* **WHAT YOU HAVE TO DO**
Gather, from the listing beneath this task, every line holding the string "name".

[Stored records]
— START —

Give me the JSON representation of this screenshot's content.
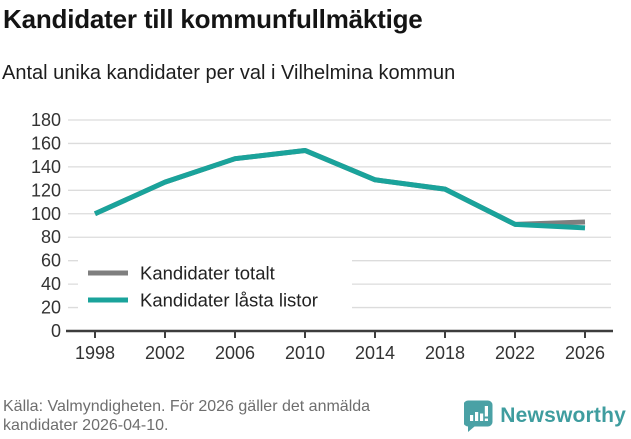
{
  "title": "Kandidater till kommunfullmäktige",
  "subtitle": "Antal unika kandidater per val i Vilhelmina kommun",
  "footer": {
    "source": "Källa: Valmyndigheten. För 2026 gäller det anmälda kandidater 2026-04-10.",
    "brand": "Newsworthy"
  },
  "colors": {
    "total": "#7f7f7f",
    "locked": "#1aa39b",
    "axis": "#3d3d3d",
    "grid": "#dcdcdc",
    "tick_label": "#333333",
    "legend_label": "#222222",
    "brand": "#4aa1a5"
  },
  "chart_data": {
    "type": "line",
    "title": "Kandidater till kommunfullmäktige",
    "subtitle": "Antal unika kandidater per val i Vilhelmina kommun",
    "x": [
      1998,
      2002,
      2006,
      2010,
      2014,
      2018,
      2022,
      2026
    ],
    "xtick_labels": [
      "1998",
      "2002",
      "2006",
      "2010",
      "2014",
      "2018",
      "2022",
      "2026"
    ],
    "series": [
      {
        "name": "Kandidater totalt",
        "color_key": "total",
        "values": [
          100,
          127,
          147,
          154,
          129,
          121,
          91,
          93
        ]
      },
      {
        "name": "Kandidater låsta listor",
        "color_key": "locked",
        "values": [
          100,
          127,
          147,
          154,
          129,
          121,
          91,
          88
        ]
      }
    ],
    "ylim": [
      0,
      180
    ],
    "ytick_step": 20,
    "grid": "horizontal",
    "legend_position": "inside-bottom-left"
  }
}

— END —

* **TASK OUTPUT**
        "name": "Kandidater totalt",
        "name": "Kandidater låsta listor",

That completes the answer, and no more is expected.